Given instruction -
Below you will find a set of lines. Repeat them all exactly.

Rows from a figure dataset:

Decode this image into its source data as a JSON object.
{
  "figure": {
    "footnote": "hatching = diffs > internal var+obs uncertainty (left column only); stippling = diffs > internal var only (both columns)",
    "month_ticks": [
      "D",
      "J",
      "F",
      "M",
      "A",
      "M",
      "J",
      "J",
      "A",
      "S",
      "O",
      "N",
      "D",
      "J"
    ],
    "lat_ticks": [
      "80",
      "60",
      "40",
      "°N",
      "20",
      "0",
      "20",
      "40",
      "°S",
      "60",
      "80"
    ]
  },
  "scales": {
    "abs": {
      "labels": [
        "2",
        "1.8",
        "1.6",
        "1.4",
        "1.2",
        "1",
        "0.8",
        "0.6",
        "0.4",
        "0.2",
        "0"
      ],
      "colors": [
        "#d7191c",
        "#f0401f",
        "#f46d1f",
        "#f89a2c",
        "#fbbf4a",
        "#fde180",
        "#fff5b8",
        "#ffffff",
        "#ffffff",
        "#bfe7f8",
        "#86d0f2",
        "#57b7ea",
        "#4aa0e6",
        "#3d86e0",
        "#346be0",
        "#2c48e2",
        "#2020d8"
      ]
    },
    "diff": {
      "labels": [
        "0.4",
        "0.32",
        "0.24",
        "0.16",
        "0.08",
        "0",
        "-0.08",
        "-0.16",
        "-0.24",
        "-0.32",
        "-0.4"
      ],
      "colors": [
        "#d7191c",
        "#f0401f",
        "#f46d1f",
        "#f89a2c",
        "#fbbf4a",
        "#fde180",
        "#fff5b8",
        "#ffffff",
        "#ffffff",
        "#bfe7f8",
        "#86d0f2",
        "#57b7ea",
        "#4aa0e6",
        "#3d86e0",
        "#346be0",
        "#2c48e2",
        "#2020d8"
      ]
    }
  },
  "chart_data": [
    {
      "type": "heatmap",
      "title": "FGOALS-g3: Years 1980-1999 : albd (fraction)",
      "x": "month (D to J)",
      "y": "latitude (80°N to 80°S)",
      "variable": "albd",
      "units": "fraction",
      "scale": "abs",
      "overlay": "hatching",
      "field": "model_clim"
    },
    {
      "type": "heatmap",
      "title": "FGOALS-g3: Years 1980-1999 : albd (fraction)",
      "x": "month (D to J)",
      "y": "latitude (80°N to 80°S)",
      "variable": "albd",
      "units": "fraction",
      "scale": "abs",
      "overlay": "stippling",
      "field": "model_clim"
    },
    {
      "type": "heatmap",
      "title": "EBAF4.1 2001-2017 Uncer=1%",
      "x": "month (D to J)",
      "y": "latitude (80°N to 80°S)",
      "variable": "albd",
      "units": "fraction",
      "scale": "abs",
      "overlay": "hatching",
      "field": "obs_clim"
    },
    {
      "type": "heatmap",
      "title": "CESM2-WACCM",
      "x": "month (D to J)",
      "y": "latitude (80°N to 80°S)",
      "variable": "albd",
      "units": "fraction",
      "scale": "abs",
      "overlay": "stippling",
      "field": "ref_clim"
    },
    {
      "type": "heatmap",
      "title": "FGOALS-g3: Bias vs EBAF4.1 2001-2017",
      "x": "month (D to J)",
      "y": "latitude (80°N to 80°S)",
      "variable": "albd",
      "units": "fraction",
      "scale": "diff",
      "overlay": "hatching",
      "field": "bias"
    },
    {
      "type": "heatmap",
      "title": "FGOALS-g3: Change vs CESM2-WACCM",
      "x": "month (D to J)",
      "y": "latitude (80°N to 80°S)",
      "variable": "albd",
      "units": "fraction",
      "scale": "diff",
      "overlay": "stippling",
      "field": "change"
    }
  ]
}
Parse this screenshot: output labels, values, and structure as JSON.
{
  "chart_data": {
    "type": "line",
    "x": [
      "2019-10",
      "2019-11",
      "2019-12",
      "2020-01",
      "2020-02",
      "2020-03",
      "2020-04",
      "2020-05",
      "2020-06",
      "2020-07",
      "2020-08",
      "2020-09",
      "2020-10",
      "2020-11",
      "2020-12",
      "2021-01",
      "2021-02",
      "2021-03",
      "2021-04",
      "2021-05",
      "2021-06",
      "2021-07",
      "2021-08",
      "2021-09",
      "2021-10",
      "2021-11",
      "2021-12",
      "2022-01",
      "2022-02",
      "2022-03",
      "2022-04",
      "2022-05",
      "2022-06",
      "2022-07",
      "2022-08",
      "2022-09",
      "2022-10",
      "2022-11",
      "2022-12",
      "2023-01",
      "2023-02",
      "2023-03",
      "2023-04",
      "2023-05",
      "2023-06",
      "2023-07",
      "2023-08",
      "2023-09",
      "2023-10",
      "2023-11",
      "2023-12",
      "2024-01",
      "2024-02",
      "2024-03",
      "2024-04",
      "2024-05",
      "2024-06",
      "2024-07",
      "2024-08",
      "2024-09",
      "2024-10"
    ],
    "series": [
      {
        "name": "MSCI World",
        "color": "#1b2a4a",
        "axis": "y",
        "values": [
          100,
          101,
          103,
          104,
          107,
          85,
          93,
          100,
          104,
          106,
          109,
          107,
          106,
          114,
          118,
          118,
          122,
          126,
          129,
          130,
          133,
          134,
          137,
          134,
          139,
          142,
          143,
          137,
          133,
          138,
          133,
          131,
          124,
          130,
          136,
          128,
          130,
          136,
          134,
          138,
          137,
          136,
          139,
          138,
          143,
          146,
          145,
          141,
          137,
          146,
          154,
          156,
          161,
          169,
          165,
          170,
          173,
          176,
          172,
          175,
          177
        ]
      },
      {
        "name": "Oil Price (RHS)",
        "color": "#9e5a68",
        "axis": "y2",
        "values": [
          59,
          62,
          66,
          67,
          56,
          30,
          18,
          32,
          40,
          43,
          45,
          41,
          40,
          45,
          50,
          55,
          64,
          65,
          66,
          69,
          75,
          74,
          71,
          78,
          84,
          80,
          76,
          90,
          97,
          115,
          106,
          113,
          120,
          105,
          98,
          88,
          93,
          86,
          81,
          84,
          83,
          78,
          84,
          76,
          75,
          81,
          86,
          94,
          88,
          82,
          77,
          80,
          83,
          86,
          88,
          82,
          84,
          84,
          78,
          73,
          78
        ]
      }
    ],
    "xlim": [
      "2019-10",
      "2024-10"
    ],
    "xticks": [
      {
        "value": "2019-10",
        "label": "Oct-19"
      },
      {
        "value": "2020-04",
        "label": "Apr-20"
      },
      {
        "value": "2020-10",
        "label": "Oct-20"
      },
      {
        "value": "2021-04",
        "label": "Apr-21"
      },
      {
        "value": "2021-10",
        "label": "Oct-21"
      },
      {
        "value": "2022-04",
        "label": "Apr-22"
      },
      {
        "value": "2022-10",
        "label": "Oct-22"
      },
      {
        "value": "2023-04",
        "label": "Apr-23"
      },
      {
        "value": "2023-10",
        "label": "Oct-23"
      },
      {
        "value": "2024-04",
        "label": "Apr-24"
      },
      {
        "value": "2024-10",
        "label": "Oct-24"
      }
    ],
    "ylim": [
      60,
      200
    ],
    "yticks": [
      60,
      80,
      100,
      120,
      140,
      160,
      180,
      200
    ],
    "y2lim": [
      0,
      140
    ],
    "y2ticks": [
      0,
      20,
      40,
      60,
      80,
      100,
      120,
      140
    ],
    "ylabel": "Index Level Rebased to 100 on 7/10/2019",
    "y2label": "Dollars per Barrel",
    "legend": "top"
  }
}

Written response -
Decode this image into its source data as a JSON object.
{
  "figure": {
    "footnote": "hatching = diffs > internal var+obs uncertainty (left column only); stippling = diffs > internal var only (both columns)",
    "month_ticks": [
      "D",
      "J",
      "F",
      "M",
      "A",
      "M",
      "J",
      "J",
      "A",
      "S",
      "O",
      "N",
      "D",
      "J"
    ],
    "lat_ticks": [
      "80",
      "60",
      "40",
      "°N",
      "20",
      "0",
      "20",
      "40",
      "°S",
      "60",
      "80"
    ]
  },
  "scales": {
    "abs": {
      "labels": [
        "2",
        "1.8",
        "1.6",
        "1.4",
        "1.2",
        "1",
        "0.8",
        "0.6",
        "0.4",
        "0.2",
        "0"
      ],
      "colors": [
        "#d7191c",
        "#f0401f",
        "#f46d1f",
        "#f89a2c",
        "#fbbf4a",
        "#fde180",
        "#fff5b8",
        "#ffffff",
        "#ffffff",
        "#bfe7f8",
        "#86d0f2",
        "#57b7ea",
        "#4aa0e6",
        "#3d86e0",
        "#346be0",
        "#2c48e2",
        "#2020d8"
      ]
    },
    "diff": {
      "labels": [
        "0.4",
        "0.32",
        "0.24",
        "0.16",
        "0.08",
        "0",
        "-0.08",
        "-0.16",
        "-0.24",
        "-0.32",
        "-0.4"
      ],
      "colors": [
        "#d7191c",
        "#f0401f",
        "#f46d1f",
        "#f89a2c",
        "#fbbf4a",
        "#fde180",
        "#fff5b8",
        "#ffffff",
        "#ffffff",
        "#bfe7f8",
        "#86d0f2",
        "#57b7ea",
        "#4aa0e6",
        "#3d86e0",
        "#346be0",
        "#2c48e2",
        "#2020d8"
      ]
    }
  },
  "chart_data": [
    {
      "type": "heatmap",
      "title": "FGOALS-g3: Years 1980-1999 : albd (fraction)",
      "x": "month (D to J)",
      "y": "latitude (80°N to 80°S)",
      "variable": "albd",
      "units": "fraction",
      "scale": "abs",
      "overlay": "hatching",
      "field": "model_clim"
    },
    {
      "type": "heatmap",
      "title": "FGOALS-g3: Years 1980-1999 : albd (fraction)",
      "x": "month (D to J)",
      "y": "latitude (80°N to 80°S)",
      "variable": "albd",
      "units": "fraction",
      "scale": "abs",
      "overlay": "stippling",
      "field": "model_clim"
    },
    {
      "type": "heatmap",
      "title": "EBAF4.1 2001-2017 Uncer=1%",
      "x": "month (D to J)",
      "y": "latitude (80°N to 80°S)",
      "variable": "albd",
      "units": "fraction",
      "scale": "abs",
      "overlay": "hatching",
      "field": "obs_clim"
    },
    {
      "type": "heatmap",
      "title": "CESM2-WACCM",
      "x": "month (D to J)",
      "y": "latitude (80°N to 80°S)",
      "variable": "albd",
      "units": "fraction",
      "scale": "abs",
      "overlay": "stippling",
      "field": "ref_clim"
    },
    {
      "type": "heatmap",
      "title": "FGOALS-g3: Bias vs EBAF4.1 2001-2017",
      "x": "month (D to J)",
      "y": "latitude (80°N to 80°S)",
      "variable": "albd",
      "units": "fraction",
      "scale": "diff",
      "overlay": "hatching",
      "field": "bias"
    },
    {
      "type": "heatmap",
      "title": "FGOALS-g3: Change vs CESM2-WACCM",
      "x": "month (D to J)",
      "y": "latitude (80°N to 80°S)",
      "variable": "albd",
      "units": "fraction",
      "scale": "diff",
      "overlay": "stippling",
      "field": "change"
    }
  ]
}
Parse this screenshot: output labels, values, and structure as JSON.
{
  "chart_data": {
    "type": "line",
    "x": [
      "2019-10",
      "2019-11",
      "2019-12",
      "2020-01",
      "2020-02",
      "2020-03",
      "2020-04",
      "2020-05",
      "2020-06",
      "2020-07",
      "2020-08",
      "2020-09",
      "2020-10",
      "2020-11",
      "2020-12",
      "2021-01",
      "2021-02",
      "2021-03",
      "2021-04",
      "2021-05",
      "2021-06",
      "2021-07",
      "2021-08",
      "2021-09",
      "2021-10",
      "2021-11",
      "2021-12",
      "2022-01",
      "2022-02",
      "2022-03",
      "2022-04",
      "2022-05",
      "2022-06",
      "2022-07",
      "2022-08",
      "2022-09",
      "2022-10",
      "2022-11",
      "2022-12",
      "2023-01",
      "2023-02",
      "2023-03",
      "2023-04",
      "2023-05",
      "2023-06",
      "2023-07",
      "2023-08",
      "2023-09",
      "2023-10",
      "2023-11",
      "2023-12",
      "2024-01",
      "2024-02",
      "2024-03",
      "2024-04",
      "2024-05",
      "2024-06",
      "2024-07",
      "2024-08",
      "2024-09",
      "2024-10"
    ],
    "series": [
      {
        "name": "MSCI World",
        "color": "#1b2a4a",
        "axis": "y",
        "values": [
          100,
          101,
          103,
          104,
          107,
          85,
          93,
          100,
          104,
          106,
          109,
          107,
          106,
          114,
          118,
          118,
          122,
          126,
          129,
          130,
          133,
          134,
          137,
          134,
          139,
          142,
          143,
          137,
          133,
          138,
          133,
          131,
          124,
          130,
          136,
          128,
          130,
          136,
          134,
          138,
          137,
          136,
          139,
          138,
          143,
          146,
          145,
          141,
          137,
          146,
          154,
          156,
          161,
          169,
          165,
          170,
          173,
          176,
          172,
          175,
          177
        ]
      },
      {
        "name": "Oil Price (RHS)",
        "color": "#9e5a68",
        "axis": "y2",
        "values": [
          59,
          62,
          66,
          67,
          56,
          30,
          18,
          32,
          40,
          43,
          45,
          41,
          40,
          45,
          50,
          55,
          64,
          65,
          66,
          69,
          75,
          74,
          71,
          78,
          84,
          80,
          76,
          90,
          97,
          115,
          106,
          113,
          120,
          105,
          98,
          88,
          93,
          86,
          81,
          84,
          83,
          78,
          84,
          76,
          75,
          81,
          86,
          94,
          88,
          82,
          77,
          80,
          83,
          86,
          88,
          82,
          84,
          84,
          78,
          73,
          78
        ]
      }
    ],
    "xlim": [
      "2019-10",
      "2024-10"
    ],
    "xticks": [
      {
        "value": "2019-10",
        "label": "Oct-19"
      },
      {
        "value": "2020-04",
        "label": "Apr-20"
      },
      {
        "value": "2020-10",
        "label": "Oct-20"
      },
      {
        "value": "2021-04",
        "label": "Apr-21"
      },
      {
        "value": "2021-10",
        "label": "Oct-21"
      },
      {
        "value": "2022-04",
        "label": "Apr-22"
      },
      {
        "value": "2022-10",
        "label": "Oct-22"
      },
      {
        "value": "2023-04",
        "label": "Apr-23"
      },
      {
        "value": "2023-10",
        "label": "Oct-23"
      },
      {
        "value": "2024-04",
        "label": "Apr-24"
      },
      {
        "value": "2024-10",
        "label": "Oct-24"
      }
    ],
    "ylim": [
      60,
      200
    ],
    "yticks": [
      60,
      80,
      100,
      120,
      140,
      160,
      180,
      200
    ],
    "y2lim": [
      0,
      140
    ],
    "y2ticks": [
      0,
      20,
      40,
      60,
      80,
      100,
      120,
      140
    ],
    "ylabel": "Index Level Rebased to 100 on 7/10/2019",
    "y2label": "Dollars per Barrel",
    "legend": "top"
  }
}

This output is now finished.